Written problem: Could you give the data below again, exactly and completely?

Records to use:

━━━━━━━━━━

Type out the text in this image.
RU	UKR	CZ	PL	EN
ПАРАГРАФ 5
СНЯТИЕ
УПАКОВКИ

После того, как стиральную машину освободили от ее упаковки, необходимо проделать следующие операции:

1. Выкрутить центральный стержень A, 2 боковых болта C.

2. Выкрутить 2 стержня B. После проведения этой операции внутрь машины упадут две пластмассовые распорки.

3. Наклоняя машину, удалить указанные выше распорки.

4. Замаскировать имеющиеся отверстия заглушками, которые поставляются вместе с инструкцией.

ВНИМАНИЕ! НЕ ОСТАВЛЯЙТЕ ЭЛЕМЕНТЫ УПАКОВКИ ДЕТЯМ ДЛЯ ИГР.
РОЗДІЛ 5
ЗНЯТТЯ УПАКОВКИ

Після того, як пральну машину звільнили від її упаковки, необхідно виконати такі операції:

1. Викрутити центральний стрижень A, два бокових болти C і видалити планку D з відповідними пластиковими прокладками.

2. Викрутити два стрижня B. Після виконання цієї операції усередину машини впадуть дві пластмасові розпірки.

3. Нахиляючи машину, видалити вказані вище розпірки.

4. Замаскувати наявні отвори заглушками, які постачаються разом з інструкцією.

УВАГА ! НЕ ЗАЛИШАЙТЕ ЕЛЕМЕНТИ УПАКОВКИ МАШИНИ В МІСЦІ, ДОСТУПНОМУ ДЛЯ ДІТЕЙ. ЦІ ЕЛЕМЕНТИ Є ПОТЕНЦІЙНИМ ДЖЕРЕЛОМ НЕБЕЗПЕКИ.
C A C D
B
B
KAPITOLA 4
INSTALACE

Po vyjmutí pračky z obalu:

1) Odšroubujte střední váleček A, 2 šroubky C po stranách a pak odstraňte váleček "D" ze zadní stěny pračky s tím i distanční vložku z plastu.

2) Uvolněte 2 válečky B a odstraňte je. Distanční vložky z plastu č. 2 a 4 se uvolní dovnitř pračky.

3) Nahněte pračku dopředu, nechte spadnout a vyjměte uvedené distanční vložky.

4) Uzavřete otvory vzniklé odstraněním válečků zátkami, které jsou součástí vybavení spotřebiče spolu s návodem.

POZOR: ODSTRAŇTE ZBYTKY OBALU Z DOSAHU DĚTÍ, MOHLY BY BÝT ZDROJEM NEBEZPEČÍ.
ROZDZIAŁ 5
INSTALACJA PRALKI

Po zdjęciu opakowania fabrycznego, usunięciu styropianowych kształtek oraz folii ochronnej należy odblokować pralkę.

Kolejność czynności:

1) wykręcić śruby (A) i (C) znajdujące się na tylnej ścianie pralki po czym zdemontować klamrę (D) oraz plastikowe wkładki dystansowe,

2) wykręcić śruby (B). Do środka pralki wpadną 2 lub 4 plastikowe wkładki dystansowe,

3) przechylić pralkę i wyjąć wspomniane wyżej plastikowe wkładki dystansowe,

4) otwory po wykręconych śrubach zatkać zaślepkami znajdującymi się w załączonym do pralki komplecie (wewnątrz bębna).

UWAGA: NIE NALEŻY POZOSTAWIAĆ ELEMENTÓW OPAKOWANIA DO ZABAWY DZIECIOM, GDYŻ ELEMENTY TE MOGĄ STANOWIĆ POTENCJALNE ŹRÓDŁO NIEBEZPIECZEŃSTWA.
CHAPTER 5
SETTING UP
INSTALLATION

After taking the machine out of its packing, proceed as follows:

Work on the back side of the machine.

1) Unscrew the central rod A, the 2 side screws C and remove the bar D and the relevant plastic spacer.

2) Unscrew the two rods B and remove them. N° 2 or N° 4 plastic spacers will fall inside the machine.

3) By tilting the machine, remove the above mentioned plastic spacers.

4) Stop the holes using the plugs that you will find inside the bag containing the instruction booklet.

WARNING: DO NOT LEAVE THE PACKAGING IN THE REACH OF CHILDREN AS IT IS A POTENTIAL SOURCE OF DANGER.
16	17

━━━━━━━━━━

Expected output:
Type out the text in this image.
RU	UKR	CZ	PL	EN
ПАРАГРАФ 5
СНЯТИЕ
УПАКОВКИ

После того, как стиральную машину освободили от ее упаковки, необходимо проделать следующие операции:

1. Выкрутить центральный стержень A, 2 боковых болта C.

2. Выкрутить 2 стержня B. После проведения этой операции внутрь машины упадут две пластмассовые распорки.

3. Наклоняя машину, удалить указанные выше распорки.

4. Замаскировать имеющиеся отверстия заглушками, которые поставляются вместе с инструкцией.

ВНИМАНИЕ! НЕ ОСТАВЛЯЙТЕ ЭЛЕМЕНТЫ УПАКОВКИ ДЕТЯМ ДЛЯ ИГР.
РОЗДІЛ 5
ЗНЯТТЯ УПАКОВКИ

Після того, як пральну машину звільнили від її упаковки, необхідно виконати такі операції:

1. Викрутити центральний стрижень A, два бокових болти C і видалити планку D з відповідними пластиковими прокладками.

2. Викрутити два стрижня B. Після виконання цієї операції усередину машини впадуть дві пластмасові розпірки.

3. Нахиляючи машину, видалити вказані вище розпірки.

4. Замаскувати наявні отвори заглушками, які постачаються разом з інструкцією.

УВАГА ! НЕ ЗАЛИШАЙТЕ ЕЛЕМЕНТИ УПАКОВКИ МАШИНИ В МІСЦІ, ДОСТУПНОМУ ДЛЯ ДІТЕЙ. ЦІ ЕЛЕМЕНТИ Є ПОТЕНЦІЙНИМ ДЖЕРЕЛОМ НЕБЕЗПЕКИ.
C A C D
B
B
KAPITOLA 4
INSTALACE

Po vyjmutí pračky z obalu:

1) Odšroubujte střední váleček A, 2 šroubky C po stranách a pak odstraňte váleček "D" ze zadní stěny pračky s tím i distanční vložku z plastu.

2) Uvolněte 2 válečky B a odstraňte je. Distanční vložky z plastu č. 2 a 4 se uvolní dovnitř pračky.

3) Nahněte pračku dopředu, nechte spadnout a vyjměte uvedené distanční vložky.

4) Uzavřete otvory vzniklé odstraněním válečků zátkami, které jsou součástí vybavení spotřebiče spolu s návodem.

POZOR: ODSTRAŇTE ZBYTKY OBALU Z DOSAHU DĚTÍ, MOHLY BY BÝT ZDROJEM NEBEZPEČÍ.
ROZDZIAŁ 5
INSTALACJA PRALKI

Po zdjęciu opakowania fabrycznego, usunięciu styropianowych kształtek oraz folii ochronnej należy odblokować pralkę.

Kolejność czynności:

1) wykręcić śruby (A) i (C) znajdujące się na tylnej ścianie pralki po czym zdemontować klamrę (D) oraz plastikowe wkładki dystansowe,

2) wykręcić śruby (B). Do środka pralki wpadną 2 lub 4 plastikowe wkładki dystansowe,

3) przechylić pralkę i wyjąć wspomniane wyżej plastikowe wkładki dystansowe,

4) otwory po wykręconych śrubach zatkać zaślepkami znajdującymi się w załączonym do pralki komplecie (wewnątrz bębna).

UWAGA: NIE NALEŻY POZOSTAWIAĆ ELEMENTÓW OPAKOWANIA DO ZABAWY DZIECIOM, GDYŻ ELEMENTY TE MOGĄ STANOWIĆ POTENCJALNE ŹRÓDŁO NIEBEZPIECZEŃSTWA.
CHAPTER 5
SETTING UP
INSTALLATION

After taking the machine out of its packing, proceed as follows:

Work on the back side of the machine.

1) Unscrew the central rod A, the 2 side screws C and remove the bar D and the relevant plastic spacer.

2) Unscrew the two rods B and remove them. N° 2 or N° 4 plastic spacers will fall inside the machine.

3) By tilting the machine, remove the above mentioned plastic spacers.

4) Stop the holes using the plugs that you will find inside the bag containing the instruction booklet.

WARNING: DO NOT LEAVE THE PACKAGING IN THE REACH OF CHILDREN AS IT IS A POTENTIAL SOURCE OF DANGER.
16	17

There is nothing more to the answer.